═══ Available records

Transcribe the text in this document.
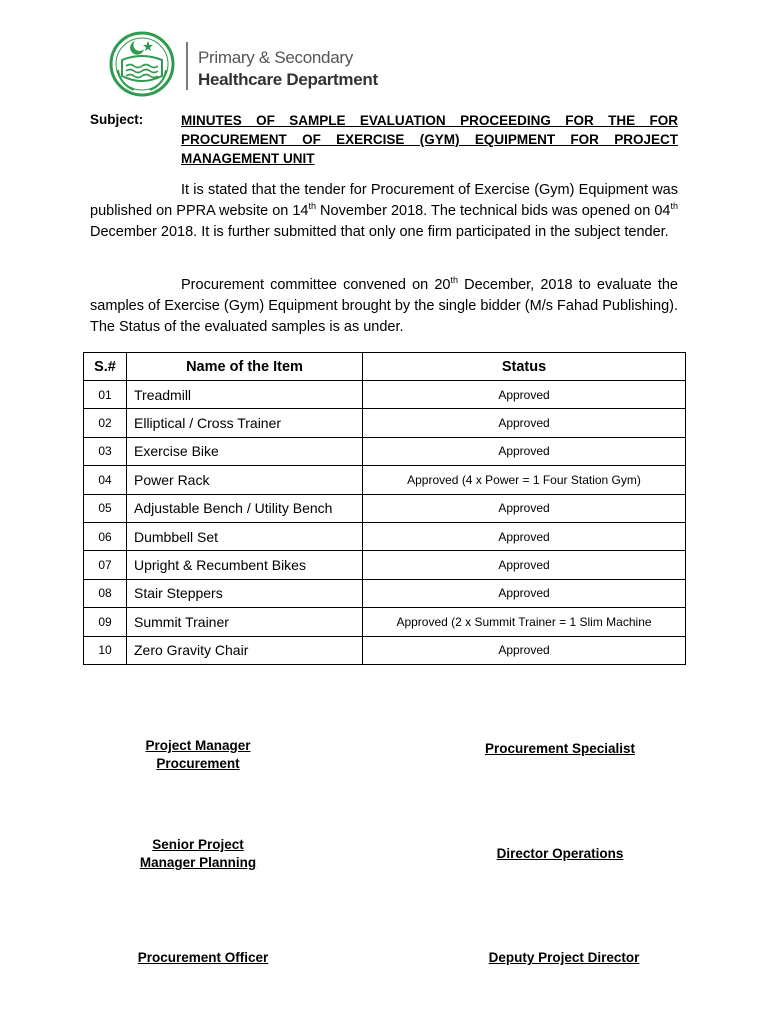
Primary & Secondary
Healthcare Department
Subject:	MINUTES OF SAMPLE EVALUATION PROCEEDING FOR THE FOR PROCUREMENT OF EXERCISE (GYM) EQUIPMENT FOR PROJECT MANAGEMENT UNIT

It is stated that the tender for Procurement of Exercise (Gym) Equipment was published on PPRA website on 14th November 2018. The technical bids was opened on 04th December 2018. It is further submitted that only one firm participated in the subject tender.

Procurement committee convened on 20th December, 2018 to evaluate the samples of Exercise (Gym) Equipment brought by the single bidder (M/s Fahad Publishing). The Status of the evaluated samples is as under.

S.#	Name of the Item	Status
01	Treadmill	Approved
02	Elliptical / Cross Trainer	Approved
03	Exercise Bike	Approved
04	Power Rack	Approved (4 x Power = 1 Four Station Gym)
05	Adjustable Bench / Utility Bench	Approved
06	Dumbbell Set	Approved
07	Upright & Recumbent Bikes	Approved
08	Stair Steppers	Approved
09	Summit Trainer	Approved (2 x Summit Trainer = 1 Slim Machine
10	Zero Gravity Chair	Approved
Project Manager
Procurement
Procurement Specialist
Senior Project
Manager Planning
Director Operations
Procurement Officer	Deputy Project Director
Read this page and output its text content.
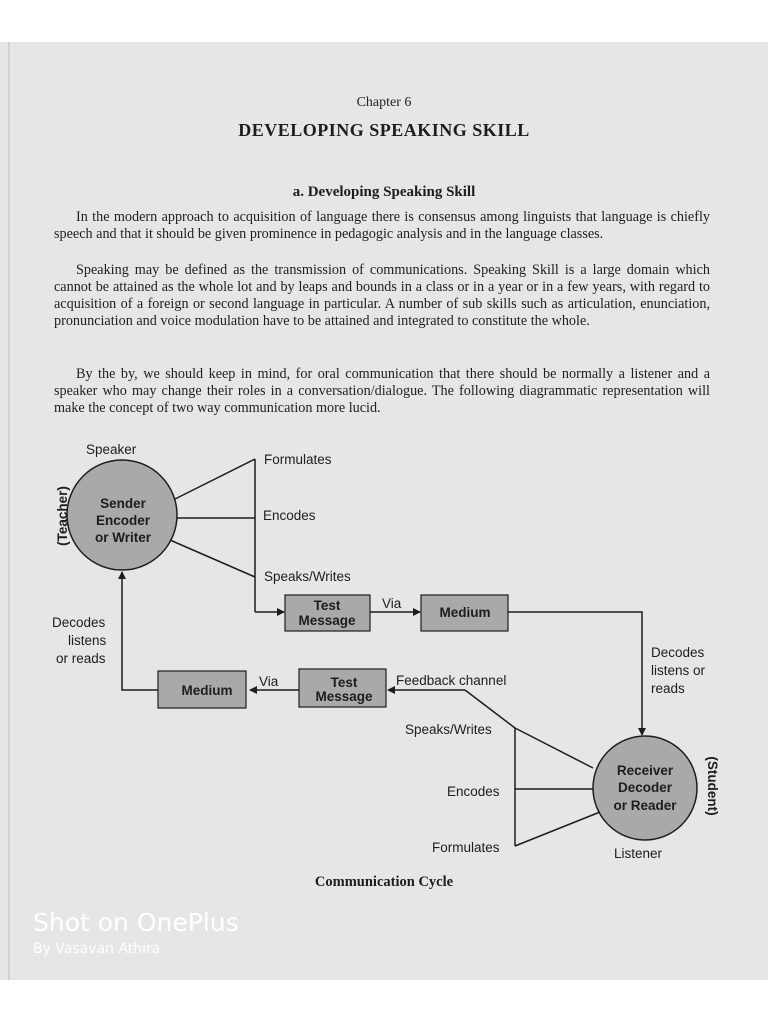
Chapter 6
DEVELOPING SPEAKING SKILL
a. Developing Speaking Skill

In the modern approach to acquisition of language there is consensus among linguists that language is chiefly speech and that it should be given prominence in pedagogic analysis and in the language classes.

Speaking may be defined as the transmission of communications. Speaking Skill is a large domain which cannot be attained as the whole lot and by leaps and bounds in a class or in a year or in a few years, with regard to acquisition of a foreign or second language in particular. A number of sub skills such as articulation, enunciation, pronunciation and voice modulation have to be attained and integrated to constitute the whole.

By the by, we should keep in mind, for oral communication that there should be normally a listener and a speaker who may change their roles in a conversation/dialogue. The following diagrammatic representation will make the concept of two way communication more lucid.

Sender
Encoder
or Writer
Speaker
(Teacher)
Formulates
Encodes
Speaks/Writes
Test
Message
Via
Medium
Decodes
listens or
reads
Receiver
Decoder
or Reader (Student)
Listener
Speaks/Writes
Encodes
Formulates
Feedback channel
Test
Message
Via
Medium
Decodes
listens
or reads
Communication Cycle
Shot on OnePlus
By Vasavan Athira
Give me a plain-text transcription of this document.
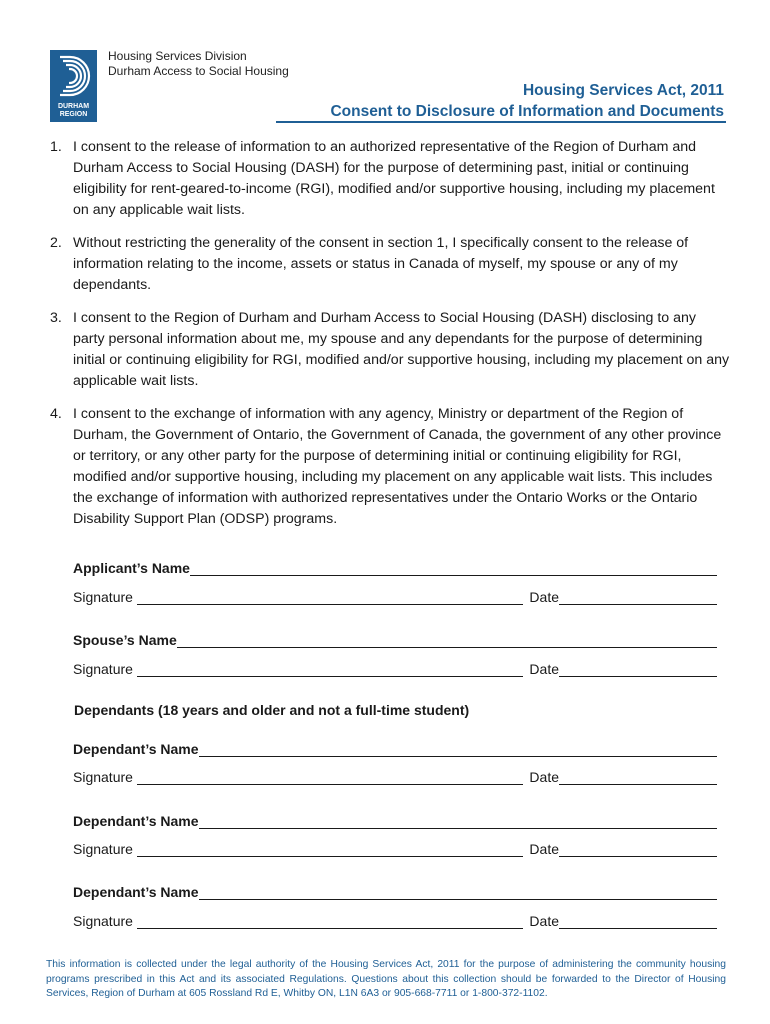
DURHAM
REGION
Housing Services Division
Durham Access to Social Housing
Housing Services Act, 2011
Consent to Disclosure of Information and Documents
1. I consent to the release of information to an authorized representative of the Region of Durham and Durham Access to Social Housing (DASH) for the purpose of determining past, initial or continuing eligibility for rent-geared-to-income (RGI), modified and/or supportive housing, including my placement on any applicable wait lists.
2. Without restricting the generality of the consent in section 1, I specifically consent to the release of information relating to the income, assets or status in Canada of myself, my spouse or any of my dependants.
3. I consent to the Region of Durham and Durham Access to Social Housing (DASH) disclosing to any party personal information about me, my spouse and any dependants for the purpose of determining initial or continuing eligibility for RGI, modified and/or supportive housing, including my placement on any applicable wait lists.
4. I consent to the exchange of information with any agency, Ministry or department of the Region of Durham, the Government of Ontario, the Government of Canada, the government of any other province or territory, or any other party for the purpose of determining initial or continuing eligibility for RGI, modified and/or supportive housing, including my placement on any applicable wait lists. This includes the exchange of information with authorized representatives under the Ontario Works or the Ontario Disability Support Plan (ODSP) programs.
Applicant’s Name
Signature	Date
Spouse’s Name
Signature	Date
Dependants (18 years and older and not a full-time student)
Dependant’s Name
Signature	Date
Dependant’s Name
Signature	Date
Dependant’s Name
Signature	Date
This information is collected under the legal authority of the Housing Services Act, 2011 for the purpose of administering the community housing programs prescribed in this Act and its associated Regulations. Questions about this collection should be forwarded to the Director of Housing Services, Region of Durham at 605 Rossland Rd E, Whitby ON, L1N 6A3 or 905-668-7711 or 1-800-372-1102.
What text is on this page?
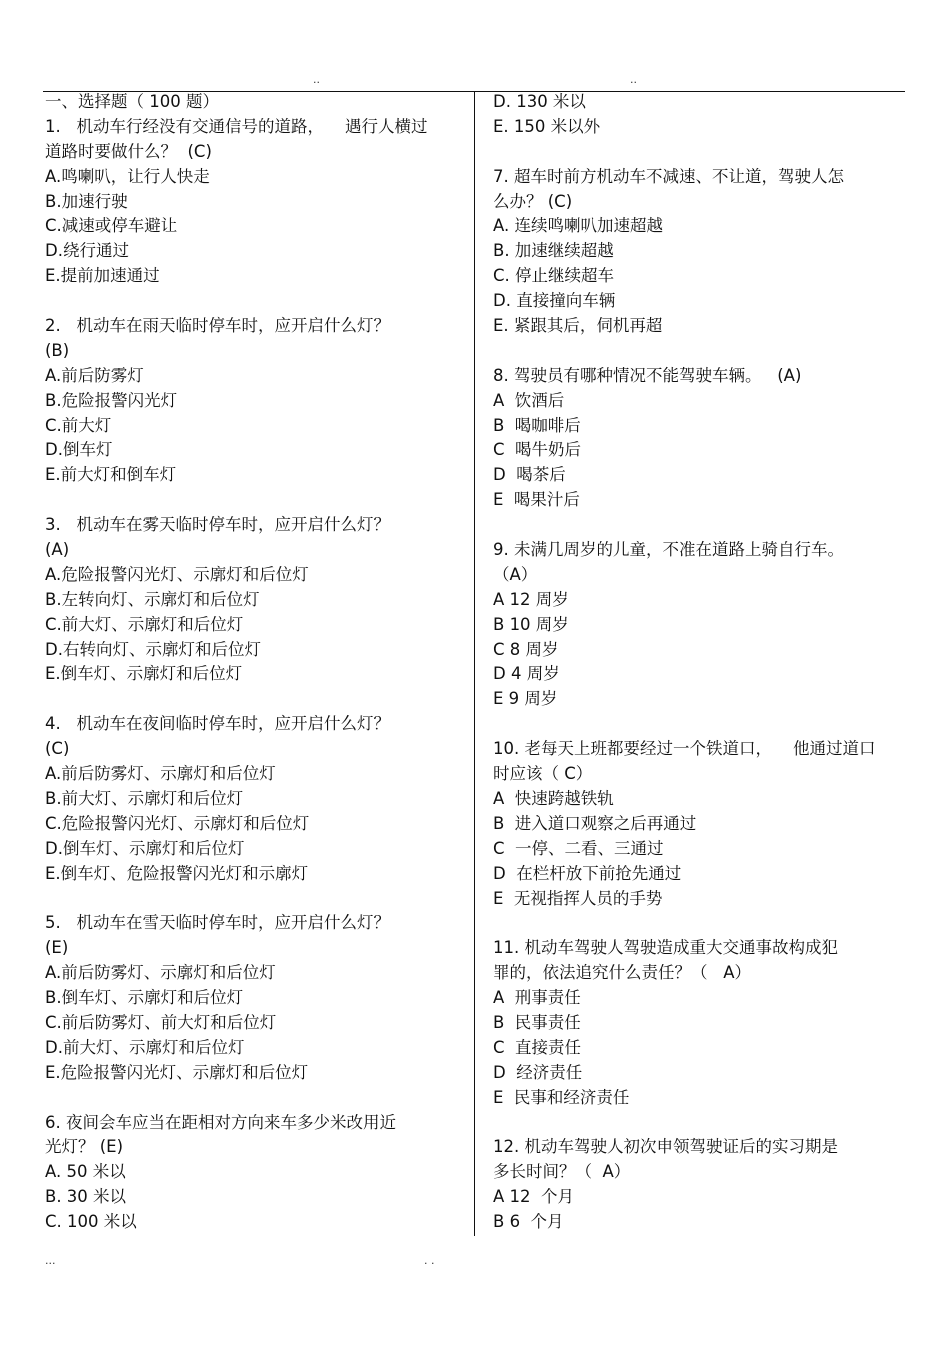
..	..
一、选择题（ 100 题）
1.   机动车行经没有交通信号的道路，    遇行人横过
道路时要做什么？  (C)
A.鸣喇叭，让行人快走
B.加速行驶
C.减速或停车避让
D.绕行通过
E.提前加速通过
2.   机动车在雨天临时停车时，应开启什么灯？
(B)
A.前后防雾灯
B.危险报警闪光灯
C.前大灯
D.倒车灯
E.前大灯和倒车灯
3.   机动车在雾天临时停车时，应开启什么灯？
(A)
A.危险报警闪光灯、示廓灯和后位灯
B.左转向灯、示廓灯和后位灯
C.前大灯、示廓灯和后位灯
D.右转向灯、示廓灯和后位灯
E.倒车灯、示廓灯和后位灯
4.   机动车在夜间临时停车时，应开启什么灯？
(C)
A.前后防雾灯、示廓灯和后位灯
B.前大灯、示廓灯和后位灯
C.危险报警闪光灯、示廓灯和后位灯
D.倒车灯、示廓灯和后位灯
E.倒车灯、危险报警闪光灯和示廓灯
5.   机动车在雪天临时停车时，应开启什么灯？
(E)
A.前后防雾灯、示廓灯和后位灯
B.倒车灯、示廓灯和后位灯
C.前后防雾灯、前大灯和后位灯
D.前大灯、示廓灯和后位灯
E.危险报警闪光灯、示廓灯和后位灯
6. 夜间会车应当在距相对方向来车多少米改用近
光灯？ (E)
A. 50 米以
B. 30 米以
C. 100 米以
D. 130 米以
E. 150 米以外
7. 超车时前方机动车不减速、不让道，驾驶人怎
么办？ (C)
A. 连续鸣喇叭加速超越
B. 加速继续超越
C. 停止继续超车
D. 直接撞向车辆
E. 紧跟其后，伺机再超
8. 驾驶员有哪种情况不能驾驶车辆。   (A)
A  饮酒后
B  喝咖啡后
C  喝牛奶后
D  喝茶后
E  喝果汁后
9. 未满几周岁的儿童，不准在道路上骑自行车。
（A）
A 12 周岁
B 10 周岁
C 8 周岁
D 4 周岁
E 9 周岁
10. 老每天上班都要经过一个铁道口，    他通过道口
时应该（ C）
A  快速跨越铁轨
B  进入道口观察之后再通过
C  一停、二看、三通过
D  在栏杆放下前抢先通过
E  无视指挥人员的手势
11. 机动车驾驶人驾驶造成重大交通事故构成犯
罪的，依法追究什么责任？（   A）
A  刑事责任
B  民事责任
C  直接责任
D  经济责任
E  民事和经济责任
12. 机动车驾驶人初次申领驾驶证后的实习期是
多长时间？（  A）
A 12  个月
B 6  个月
...	. .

══════

Search the data for "应开启什么灯". Copy every matching line.

▶ Solved exercise:
2.   机动车在雨天临时停车时，应开启什么灯？
3.   机动车在雾天临时停车时，应开启什么灯？
4.   机动车在夜间临时停车时，应开启什么灯？
5.   机动车在雪天临时停车时，应开启什么灯？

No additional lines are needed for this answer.